> _EXCERPTED TEXT_
——

I really shouldn’t say it, but I just love what the water does.

Another strange and striking evening at Slak, last week.

I haven’t been to a Calmer evening for a while, but was drawn to a strong line up featuring Doveman and David Thomas Broughton. I also managed to drag my son along to his first Calmer evening, and am now hoping that it was suitably cool for him.

Actually, I don’t care much – I’m still and always impressed by just how damn groovy the whole Calmer scene is – I tell you I’d’ve been very happy to have had anything as good when I was seventeen. He should be grateful, I reckon.

Sam Amidon is a New York guitarist who came on first and played a series of bluegrass and Appalachian numbers on guitar and banjo. It was really well done, and was added to considerably by the atmospheric keyboards added by Doveman in places. Amidon has two albums available on emusic, here and here, the most recent one being a “Pick”, and also garnishing a 7.9 from Pitchfork. I shall have a listen.

Doveman’s mother actually calls him Thomas Bartlett, and he, it turns out, is a bit of a childhood buddy of Amidon – they played together in a number of bands, but I didn’t really enjoy him as much as his mate, although his songs did build up impressively. I can’t say I really warmed to his voice, it was a bit breathy, a bit, well, girly. And while we’re at it, I didn’t like the silly hand gestures he kept using.

(I’m being unreasonable. I’m listening to his record now, and it’s not half bad…)

Both fellers contribute to this Blog, Speak Peppery, which I shall keep an eye on from now on.

David Thomas Broughton

Until now David Thomas Broughton had confined himself to prowling around on the edge of proceedings, adding the occasional backing vocals from the bar, or sitting on stage fiddling with speakers and mixing things, in order to get his trademark strange noises from them.

I’ve posted about Broughton before (here and here) and have gone on at length about his voice and looping. So I’ll try not to go over any old ground here.

——

> _PROVIDED DATA_
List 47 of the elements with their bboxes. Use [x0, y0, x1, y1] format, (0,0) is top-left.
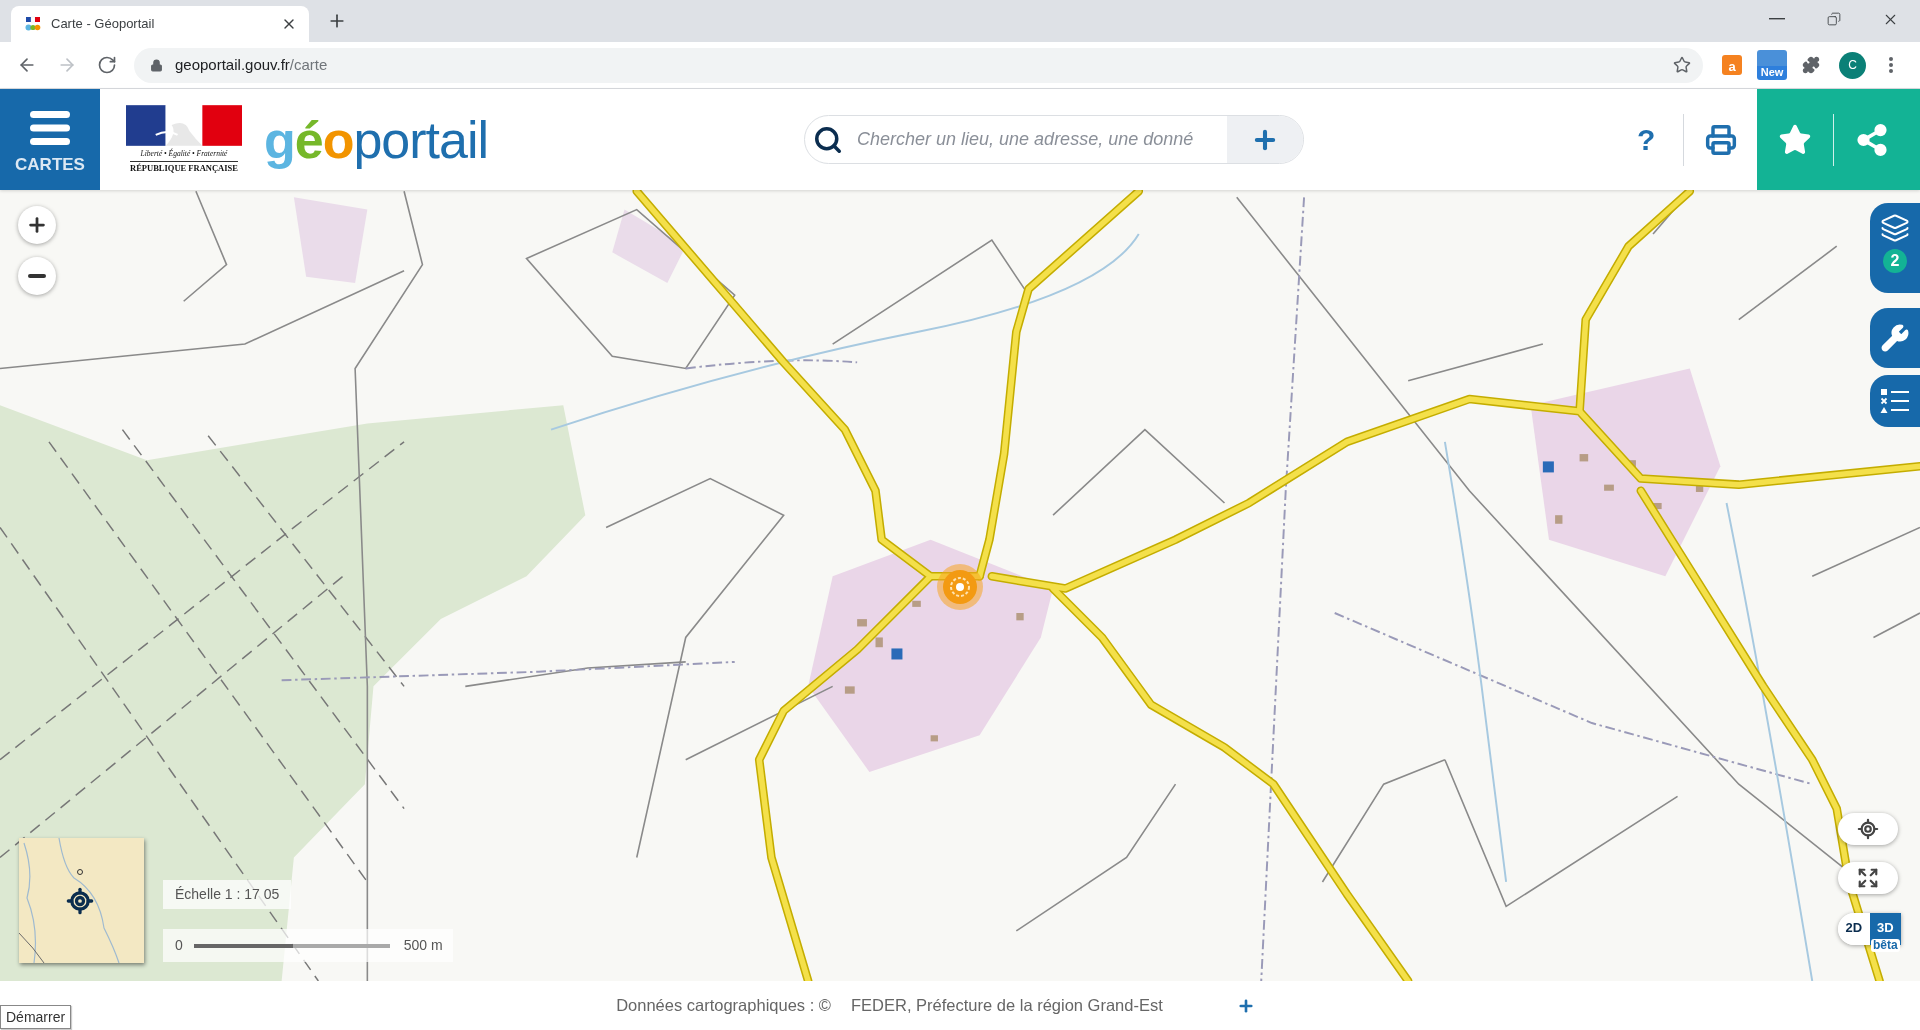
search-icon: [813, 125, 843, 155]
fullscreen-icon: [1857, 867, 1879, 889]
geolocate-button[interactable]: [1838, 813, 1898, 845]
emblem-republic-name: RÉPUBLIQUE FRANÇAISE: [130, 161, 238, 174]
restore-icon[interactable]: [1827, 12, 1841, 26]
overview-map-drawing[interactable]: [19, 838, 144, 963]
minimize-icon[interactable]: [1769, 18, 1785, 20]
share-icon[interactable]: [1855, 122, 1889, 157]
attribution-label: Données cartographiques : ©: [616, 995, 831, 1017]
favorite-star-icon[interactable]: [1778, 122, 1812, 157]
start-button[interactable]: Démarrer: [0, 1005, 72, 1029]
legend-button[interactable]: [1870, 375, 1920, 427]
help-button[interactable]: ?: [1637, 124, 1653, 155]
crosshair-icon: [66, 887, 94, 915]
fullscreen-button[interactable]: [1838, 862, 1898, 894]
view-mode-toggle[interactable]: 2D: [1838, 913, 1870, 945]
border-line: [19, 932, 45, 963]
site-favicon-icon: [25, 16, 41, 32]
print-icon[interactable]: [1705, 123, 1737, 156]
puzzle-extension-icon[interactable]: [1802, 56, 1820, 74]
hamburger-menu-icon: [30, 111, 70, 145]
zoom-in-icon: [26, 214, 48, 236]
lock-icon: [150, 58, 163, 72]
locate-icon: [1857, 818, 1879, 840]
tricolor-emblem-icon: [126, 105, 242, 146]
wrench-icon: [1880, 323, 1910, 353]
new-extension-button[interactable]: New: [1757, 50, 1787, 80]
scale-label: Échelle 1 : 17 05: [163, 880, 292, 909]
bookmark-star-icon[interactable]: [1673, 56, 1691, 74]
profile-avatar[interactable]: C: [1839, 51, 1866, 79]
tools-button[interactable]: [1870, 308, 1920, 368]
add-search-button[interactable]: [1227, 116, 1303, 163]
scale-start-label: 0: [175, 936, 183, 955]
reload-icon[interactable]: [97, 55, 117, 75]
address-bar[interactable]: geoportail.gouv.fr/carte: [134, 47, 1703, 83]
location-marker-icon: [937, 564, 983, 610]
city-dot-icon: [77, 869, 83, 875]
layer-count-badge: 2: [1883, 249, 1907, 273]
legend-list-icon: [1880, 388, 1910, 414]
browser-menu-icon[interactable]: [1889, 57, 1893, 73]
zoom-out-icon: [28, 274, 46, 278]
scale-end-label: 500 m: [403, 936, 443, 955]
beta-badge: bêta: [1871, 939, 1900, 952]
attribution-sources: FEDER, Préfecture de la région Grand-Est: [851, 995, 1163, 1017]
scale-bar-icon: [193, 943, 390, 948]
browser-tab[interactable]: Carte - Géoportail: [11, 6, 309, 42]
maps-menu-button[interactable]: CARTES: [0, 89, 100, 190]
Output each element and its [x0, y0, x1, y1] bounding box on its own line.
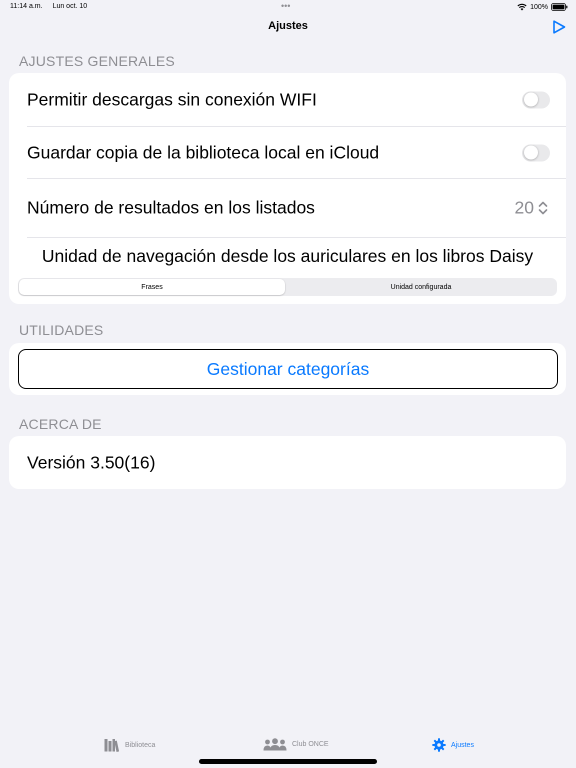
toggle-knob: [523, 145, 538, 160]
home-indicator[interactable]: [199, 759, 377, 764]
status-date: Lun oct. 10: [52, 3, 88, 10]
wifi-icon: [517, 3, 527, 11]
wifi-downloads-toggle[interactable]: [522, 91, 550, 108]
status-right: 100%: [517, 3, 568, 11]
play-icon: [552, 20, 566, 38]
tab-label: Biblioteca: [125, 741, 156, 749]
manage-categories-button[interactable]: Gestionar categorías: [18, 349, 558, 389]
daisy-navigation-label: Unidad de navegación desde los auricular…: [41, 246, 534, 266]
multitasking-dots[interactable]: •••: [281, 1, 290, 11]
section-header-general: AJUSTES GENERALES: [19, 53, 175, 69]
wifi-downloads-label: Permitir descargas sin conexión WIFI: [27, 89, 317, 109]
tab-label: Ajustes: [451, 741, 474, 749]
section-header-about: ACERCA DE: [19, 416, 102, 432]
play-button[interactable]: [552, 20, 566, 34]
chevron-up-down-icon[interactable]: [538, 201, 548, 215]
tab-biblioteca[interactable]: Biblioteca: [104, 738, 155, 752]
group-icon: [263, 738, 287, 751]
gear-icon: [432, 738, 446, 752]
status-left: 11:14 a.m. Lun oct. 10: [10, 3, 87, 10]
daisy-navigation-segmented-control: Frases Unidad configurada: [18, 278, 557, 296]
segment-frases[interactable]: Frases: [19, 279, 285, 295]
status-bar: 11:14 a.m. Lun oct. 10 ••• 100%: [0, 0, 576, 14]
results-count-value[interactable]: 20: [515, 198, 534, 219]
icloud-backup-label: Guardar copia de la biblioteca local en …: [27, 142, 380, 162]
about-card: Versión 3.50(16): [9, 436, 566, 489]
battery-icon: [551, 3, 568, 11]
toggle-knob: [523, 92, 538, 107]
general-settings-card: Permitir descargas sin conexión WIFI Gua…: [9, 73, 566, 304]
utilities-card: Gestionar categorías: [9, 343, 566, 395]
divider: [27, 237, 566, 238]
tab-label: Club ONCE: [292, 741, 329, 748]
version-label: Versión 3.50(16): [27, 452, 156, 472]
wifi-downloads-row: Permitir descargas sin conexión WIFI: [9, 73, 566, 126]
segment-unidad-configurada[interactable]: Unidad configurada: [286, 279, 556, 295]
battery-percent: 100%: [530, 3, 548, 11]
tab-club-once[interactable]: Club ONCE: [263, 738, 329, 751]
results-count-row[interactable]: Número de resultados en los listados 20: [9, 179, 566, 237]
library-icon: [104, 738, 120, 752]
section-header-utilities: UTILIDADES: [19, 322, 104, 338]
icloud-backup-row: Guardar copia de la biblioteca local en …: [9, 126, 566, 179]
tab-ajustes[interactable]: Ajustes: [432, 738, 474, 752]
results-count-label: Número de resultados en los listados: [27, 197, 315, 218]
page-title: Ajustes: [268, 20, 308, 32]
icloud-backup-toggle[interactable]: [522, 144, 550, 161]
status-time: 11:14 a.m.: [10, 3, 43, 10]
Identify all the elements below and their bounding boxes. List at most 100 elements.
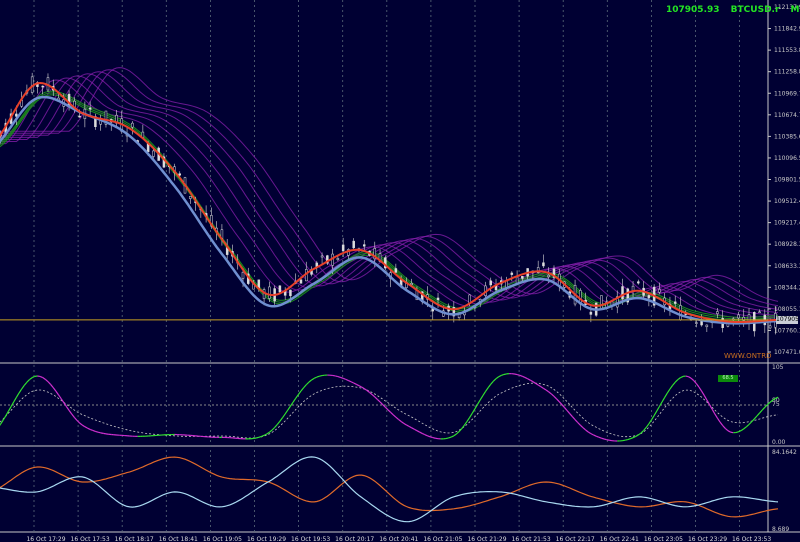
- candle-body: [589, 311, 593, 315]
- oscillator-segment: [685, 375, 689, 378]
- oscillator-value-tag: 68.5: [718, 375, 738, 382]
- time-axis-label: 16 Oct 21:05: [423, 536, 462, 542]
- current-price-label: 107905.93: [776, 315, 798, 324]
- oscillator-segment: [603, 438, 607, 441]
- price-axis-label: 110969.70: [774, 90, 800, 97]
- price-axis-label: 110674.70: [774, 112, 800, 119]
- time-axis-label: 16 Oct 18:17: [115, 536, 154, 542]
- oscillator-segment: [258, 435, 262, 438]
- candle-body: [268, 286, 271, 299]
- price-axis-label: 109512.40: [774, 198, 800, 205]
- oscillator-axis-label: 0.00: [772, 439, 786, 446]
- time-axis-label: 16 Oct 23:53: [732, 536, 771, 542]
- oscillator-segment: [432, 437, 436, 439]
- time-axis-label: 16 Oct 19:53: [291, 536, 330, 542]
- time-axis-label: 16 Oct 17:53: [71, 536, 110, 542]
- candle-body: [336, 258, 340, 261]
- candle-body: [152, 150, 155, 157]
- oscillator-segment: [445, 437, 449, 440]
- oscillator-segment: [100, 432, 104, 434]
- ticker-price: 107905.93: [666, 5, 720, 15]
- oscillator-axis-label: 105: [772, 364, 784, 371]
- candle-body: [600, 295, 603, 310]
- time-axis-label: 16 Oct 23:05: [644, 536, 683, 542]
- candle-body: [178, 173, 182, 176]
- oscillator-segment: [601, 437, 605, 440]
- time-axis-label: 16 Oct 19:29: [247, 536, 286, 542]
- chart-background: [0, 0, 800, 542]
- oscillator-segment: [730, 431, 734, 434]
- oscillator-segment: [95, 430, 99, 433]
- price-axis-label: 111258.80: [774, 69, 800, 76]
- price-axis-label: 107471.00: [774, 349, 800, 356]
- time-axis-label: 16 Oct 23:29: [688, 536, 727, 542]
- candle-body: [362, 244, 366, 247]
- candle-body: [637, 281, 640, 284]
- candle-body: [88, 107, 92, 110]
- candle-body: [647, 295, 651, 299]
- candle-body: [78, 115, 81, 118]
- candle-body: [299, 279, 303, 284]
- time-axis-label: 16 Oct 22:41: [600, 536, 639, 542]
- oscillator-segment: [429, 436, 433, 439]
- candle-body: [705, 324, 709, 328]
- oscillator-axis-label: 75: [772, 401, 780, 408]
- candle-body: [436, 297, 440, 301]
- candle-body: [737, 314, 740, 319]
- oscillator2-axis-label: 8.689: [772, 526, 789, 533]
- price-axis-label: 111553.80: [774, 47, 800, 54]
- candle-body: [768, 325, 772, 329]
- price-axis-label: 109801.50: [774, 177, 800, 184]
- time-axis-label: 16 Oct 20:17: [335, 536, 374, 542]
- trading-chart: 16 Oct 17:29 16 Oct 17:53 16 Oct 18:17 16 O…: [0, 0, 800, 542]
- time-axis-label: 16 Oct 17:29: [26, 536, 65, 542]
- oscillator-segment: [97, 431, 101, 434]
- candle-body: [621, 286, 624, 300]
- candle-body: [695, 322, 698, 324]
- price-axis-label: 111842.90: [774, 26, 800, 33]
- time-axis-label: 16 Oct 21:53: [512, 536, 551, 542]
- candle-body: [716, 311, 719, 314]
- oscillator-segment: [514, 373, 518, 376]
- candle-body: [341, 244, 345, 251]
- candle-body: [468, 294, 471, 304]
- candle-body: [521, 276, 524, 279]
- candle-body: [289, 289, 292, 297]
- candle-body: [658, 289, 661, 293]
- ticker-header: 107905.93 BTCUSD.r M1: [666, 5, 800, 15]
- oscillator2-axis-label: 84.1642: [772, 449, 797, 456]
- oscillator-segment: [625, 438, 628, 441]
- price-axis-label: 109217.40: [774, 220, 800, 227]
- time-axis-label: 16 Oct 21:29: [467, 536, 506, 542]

——

> _STATED GOAL A_
In the concert write-up, what name does Doveman's mother call him?
> _STATED GOAL B_
Decide whether each statement agrees with the concert write-up, answering yes or no and quoting the deciding words: (i) Sam Amidon is a guitarist from New York. (ii) The writer's son had been to Calmer evenings before this one. (iii) Amidon's most recent album received a 7.9 from Pitchfork.

> _WRITTEN REPLY A_
Thomas Bartlett.

> _WRITTEN REPLY B_
(i) Yes: "Sam Amidon is a New York guitarist"
(ii) No: "I also managed to drag my son along to his first Calmer evening"
(iii) Yes: "the most recent one being a “Pick”, and also garnishing a 7.9 from Pitchfork"